Task statement | Write out the entire listing below exactly, with the pictures left out.
**** Supplied records ****
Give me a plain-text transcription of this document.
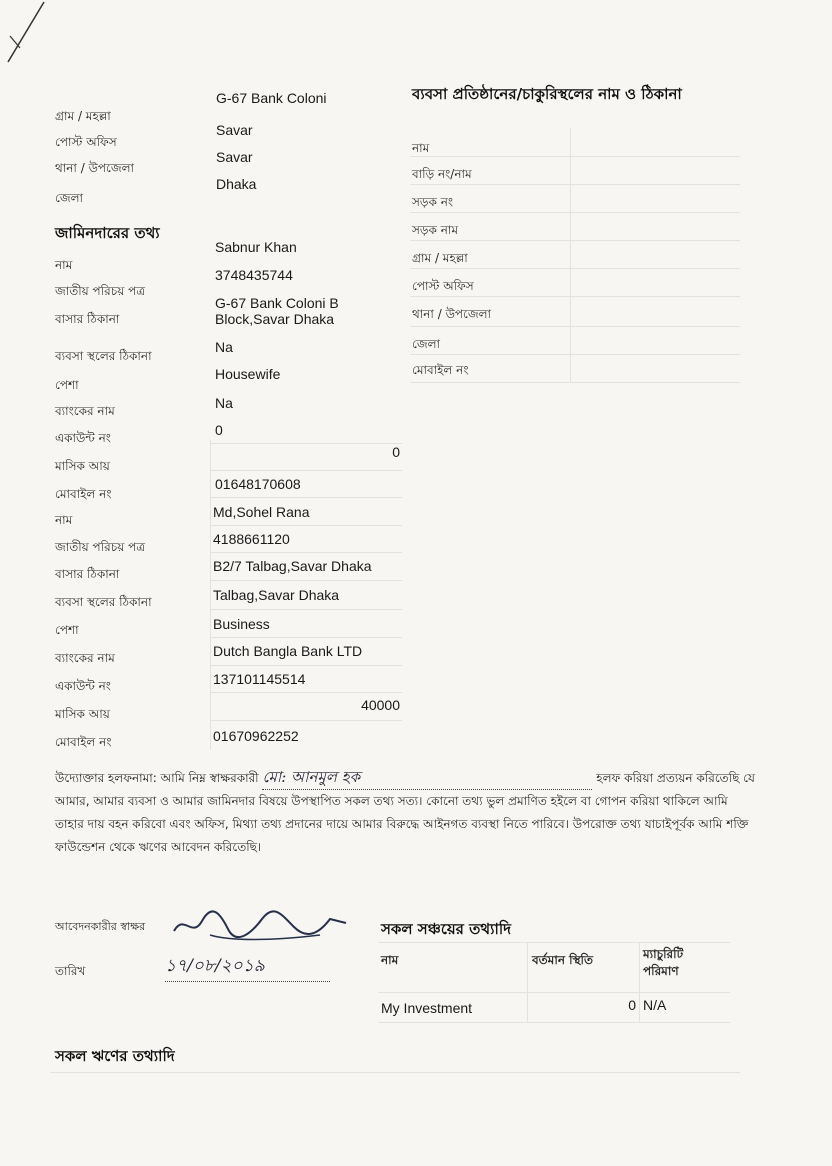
গ্রাম / মহল্লা
G-67 Bank Coloni
পোস্ট অফিস
Savar
থানা / উপজেলা
Savar
জেলা
Dhaka
ব্যবসা প্রতিষ্ঠানের/চাকুরিস্থলের নাম ও ঠিকানা
নাম
বাড়ি নং/নাম
সড়ক নং
সড়ক নাম
গ্রাম / মহল্লা
পোস্ট অফিস
থানা / উপজেলা
জেলা
মোবাইল নং
জামিনদারের তথ্য
নাম
Sabnur Khan
জাতীয় পরিচয় পত্র
3748435744
বাসার ঠিকানা
G-67 Bank Coloni B
Block,Savar Dhaka
ব্যবসা স্থলের ঠিকানা
Na
পেশা
Housewife
ব্যাংকের নাম	Na
একাউন্ট নং	0
মাসিক আয়
0
মোবাইল নং
01648170608
নাম	Md,Sohel Rana
জাতীয় পরিচয় পত্র	4188661120
বাসার ঠিকানা	B2/7 Talbag,Savar Dhaka
ব্যবসা স্থলের ঠিকানা	Talbag,Savar Dhaka
পেশা	Business
ব্যাংকের নাম	Dutch Bangla Bank LTD
একাউন্ট নং	137101145514
মাসিক আয়
40000
মোবাইল নং	01670962252
উদ্যোক্তার হলফনামা: আমি নিম্ন স্বাক্ষরকারী মো: আনমুল হক	হলফ করিয়া প্রত্যয়ন করিতেছি যে আমার, আমার ব্যবসা ও আমার জামিনদার বিষয়ে উপস্থাপিত সকল তথ্য সত্য। কোনো তথ্য ভুল প্রমাণিত হইলে বা গোপন করিয়া থাকিলে আমি তাহার দায় বহন করিবো এবং অফিস, মিথ্যা তথ্য প্রদানের দায়ে আমার বিরুদ্ধে আইনগত ব্যবস্থা নিতে পারিবে। উপরোক্ত তথ্য যাচাইপূর্বক আমি শক্তি ফাউন্ডেশন থেকে ঋণের আবেদন করিতেছি।
আবেদনকারীর স্বাক্ষর
তারিখ	১৭/০৮/২০১৯
সকল সঞ্চয়ের তথ্যাদি
নাম	বর্তমান স্থিতি	ম্যাচুরিটি পরিমাণ
My Investment	0 N/A
সকল ঋণের তথ্যাদি
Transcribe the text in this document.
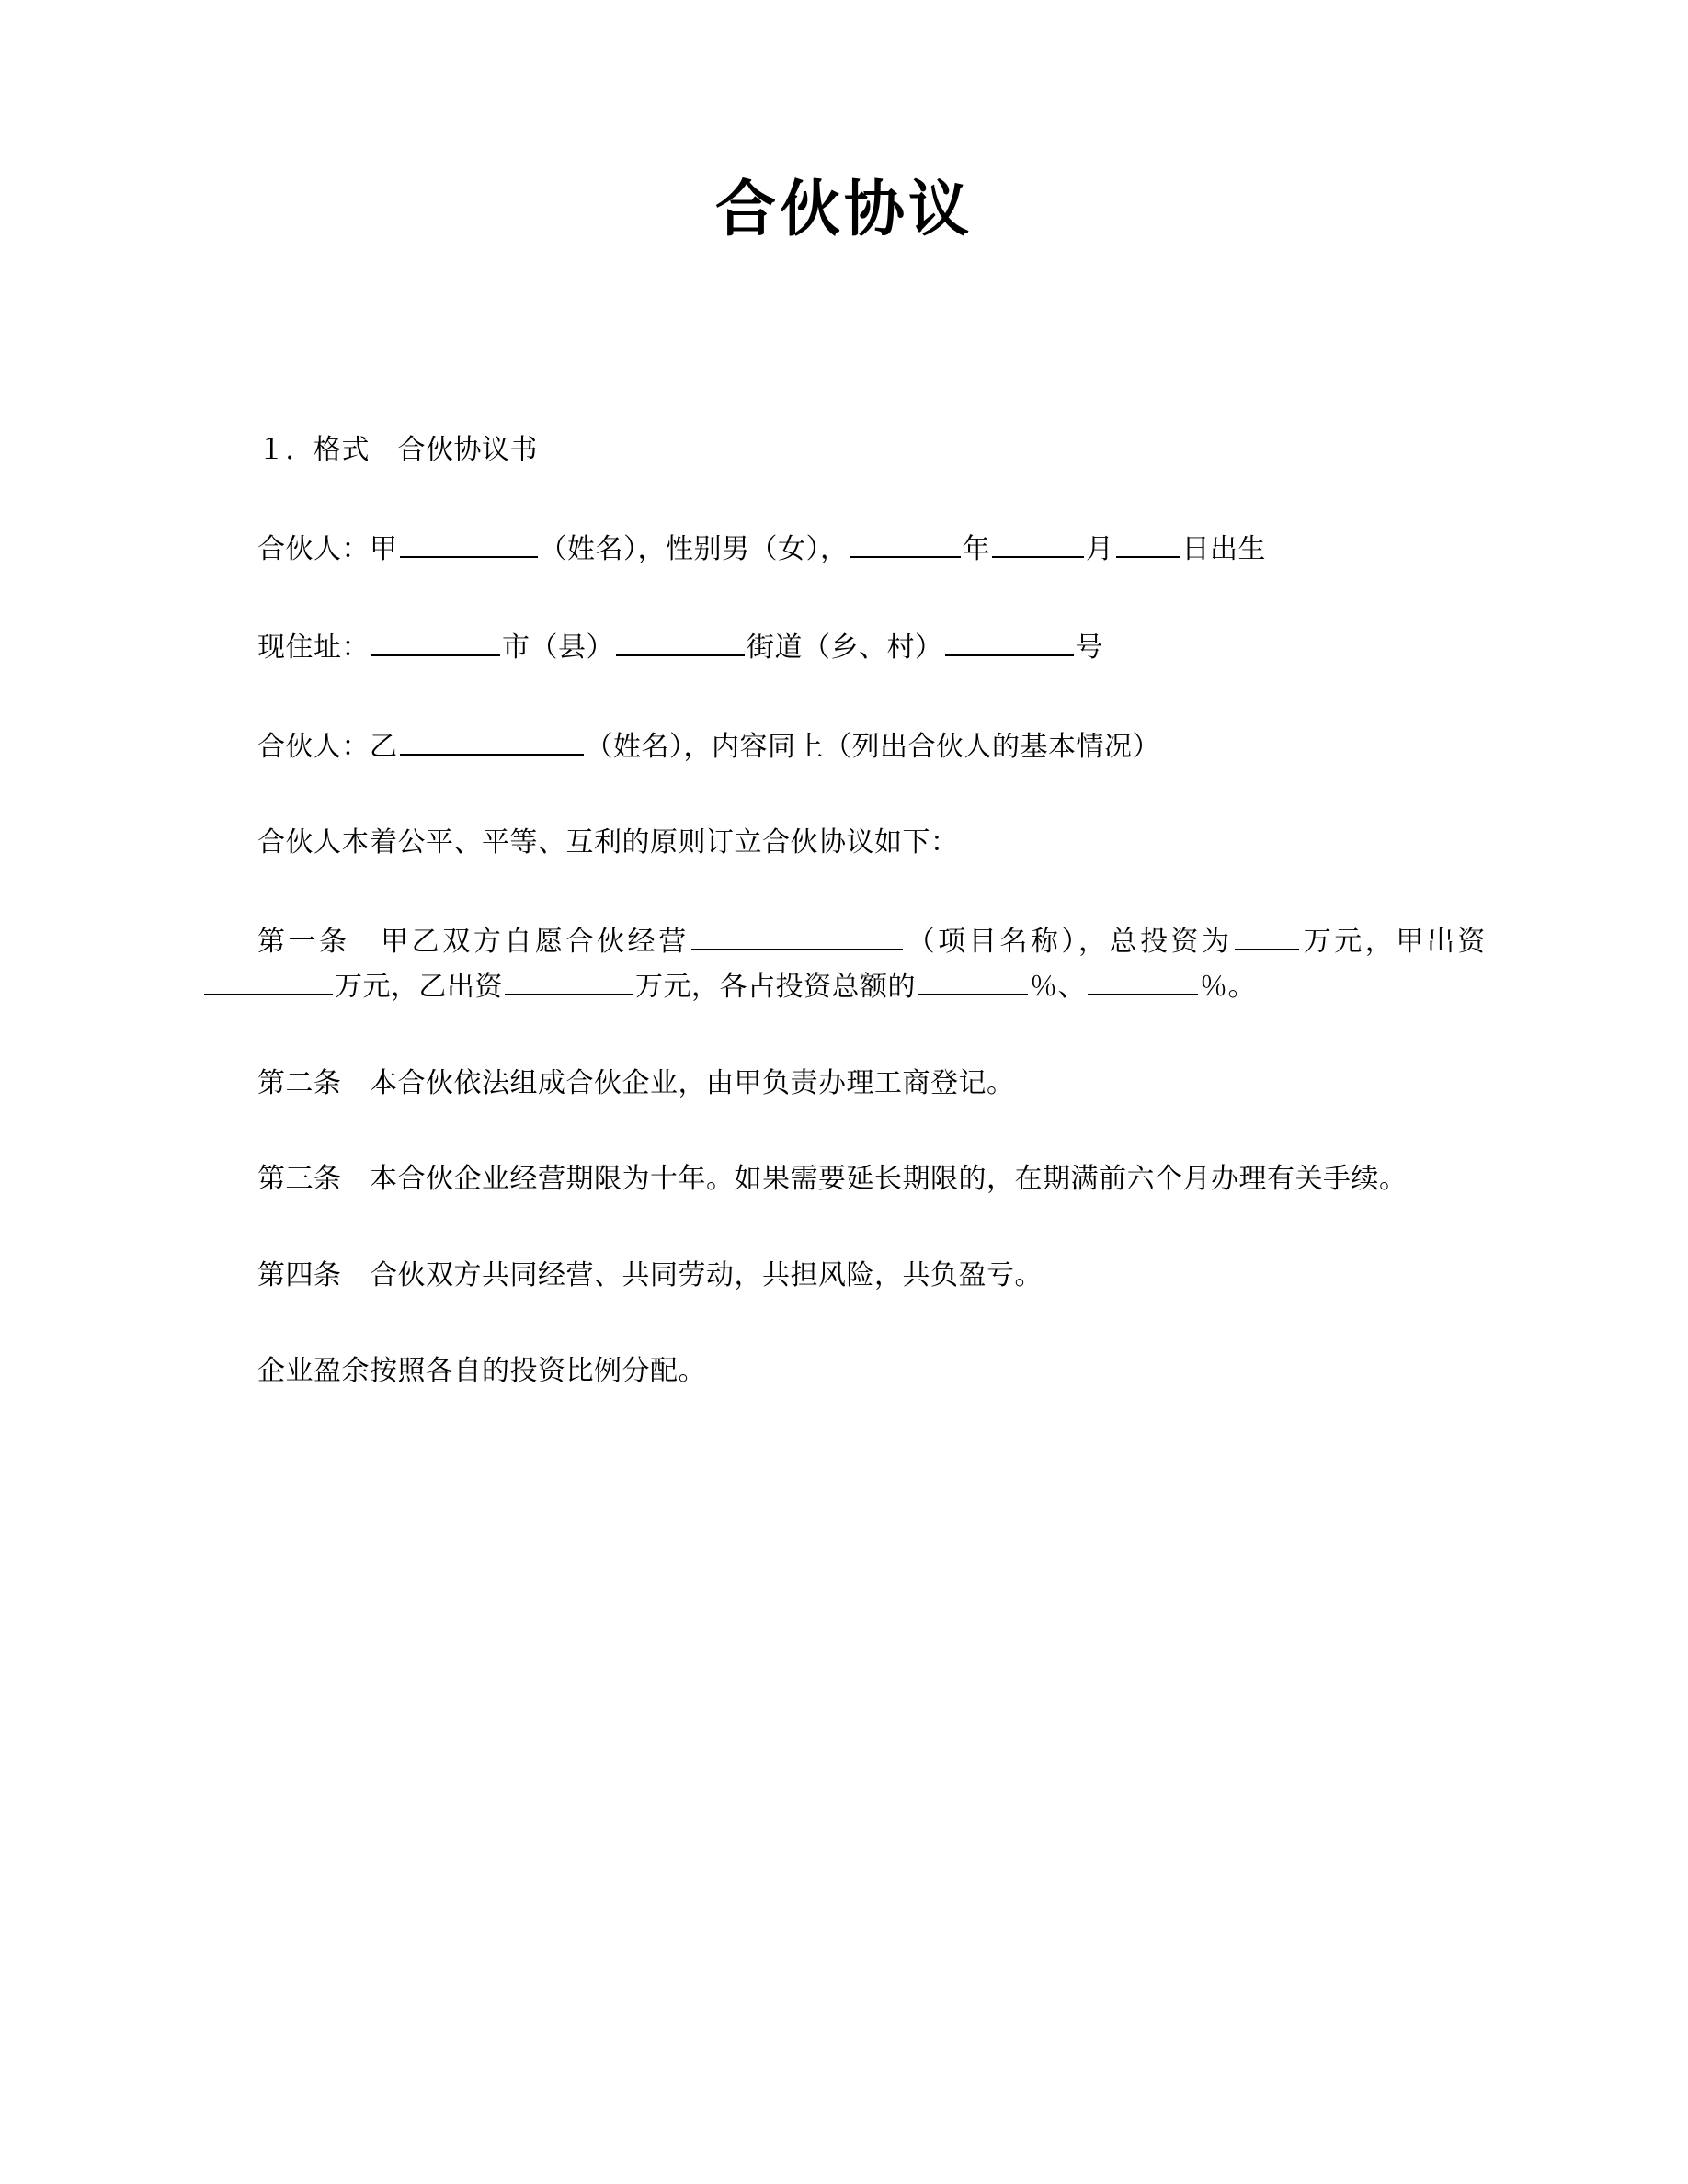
合伙协议

１．格式　合伙协议书

合伙人：甲	（姓名），性别男（女），	年	月 日出生

现住址：	市（县）	街道（乡、村）	号

合伙人：乙	（姓名），内容同上（列出合伙人的基本情况）

合伙人本着公平、平等、互利的原则订立合伙协议如下：

第一条　甲乙双方自愿合伙经营	（项目名称），总投资为 万元，甲出资万元，乙出资	万元，各占投资总额的	％、	％。

第二条　本合伙依法组成合伙企业，由甲负责办理工商登记。

第三条　本合伙企业经营期限为十年。如果需要延长期限的，在期满前六个月办理有关手续。

第四条　合伙双方共同经营、共同劳动，共担风险，共负盈亏。

企业盈余按照各自的投资比例分配。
****
Solution for this problem |
Give me a plain-text transcription of this document.
গ্রাম / মহল্লা
G-67 Bank Coloni
পোস্ট অফিস
Savar
থানা / উপজেলা
Savar
জেলা
Dhaka
ব্যবসা প্রতিষ্ঠানের/চাকুরিস্থলের নাম ও ঠিকানা
নাম
বাড়ি নং/নাম
সড়ক নং
সড়ক নাম
গ্রাম / মহল্লা
পোস্ট অফিস
থানা / উপজেলা
জেলা
মোবাইল নং
জামিনদারের তথ্য
নাম
Sabnur Khan
জাতীয় পরিচয় পত্র
3748435744
বাসার ঠিকানা
G-67 Bank Coloni B
Block,Savar Dhaka
ব্যবসা স্থলের ঠিকানা
Na
পেশা
Housewife
ব্যাংকের নাম	Na
একাউন্ট নং	0
মাসিক আয়
0
মোবাইল নং
01648170608
নাম	Md,Sohel Rana
জাতীয় পরিচয় পত্র	4188661120
বাসার ঠিকানা	B2/7 Talbag,Savar Dhaka
ব্যবসা স্থলের ঠিকানা	Talbag,Savar Dhaka
পেশা	Business
ব্যাংকের নাম	Dutch Bangla Bank LTD
একাউন্ট নং	137101145514
মাসিক আয়
40000
মোবাইল নং	01670962252
উদ্যোক্তার হলফনামা: আমি নিম্ন স্বাক্ষরকারী মো: আনমুল হক	হলফ করিয়া প্রত্যয়ন করিতেছি যে আমার, আমার ব্যবসা ও আমার জামিনদার বিষয়ে উপস্থাপিত সকল তথ্য সত্য। কোনো তথ্য ভুল প্রমাণিত হইলে বা গোপন করিয়া থাকিলে আমি তাহার দায় বহন করিবো এবং অফিস, মিথ্যা তথ্য প্রদানের দায়ে আমার বিরুদ্ধে আইনগত ব্যবস্থা নিতে পারিবে। উপরোক্ত তথ্য যাচাইপূর্বক আমি শক্তি ফাউন্ডেশন থেকে ঋণের আবেদন করিতেছি।
আবেদনকারীর স্বাক্ষর
তারিখ	১৭/০৮/২০১৯
সকল সঞ্চয়ের তথ্যাদি
নাম	বর্তমান স্থিতি	ম্যাচুরিটি পরিমাণ
My Investment	0 N/A
সকল ঋণের তথ্যাদি
Transcribe the text in this document.
合伙协议

１．格式　合伙协议书

合伙人：甲	（姓名），性别男（女），	年	月 日出生

现住址：	市（县）	街道（乡、村）	号

合伙人：乙	（姓名），内容同上（列出合伙人的基本情况）

合伙人本着公平、平等、互利的原则订立合伙协议如下：

第一条　甲乙双方自愿合伙经营	（项目名称），总投资为 万元，甲出资万元，乙出资	万元，各占投资总额的	％、	％。

第二条　本合伙依法组成合伙企业，由甲负责办理工商登记。

第三条　本合伙企业经营期限为十年。如果需要延长期限的，在期满前六个月办理有关手续。

第四条　合伙双方共同经营、共同劳动，共担风险，共负盈亏。

企业盈余按照各自的投资比例分配。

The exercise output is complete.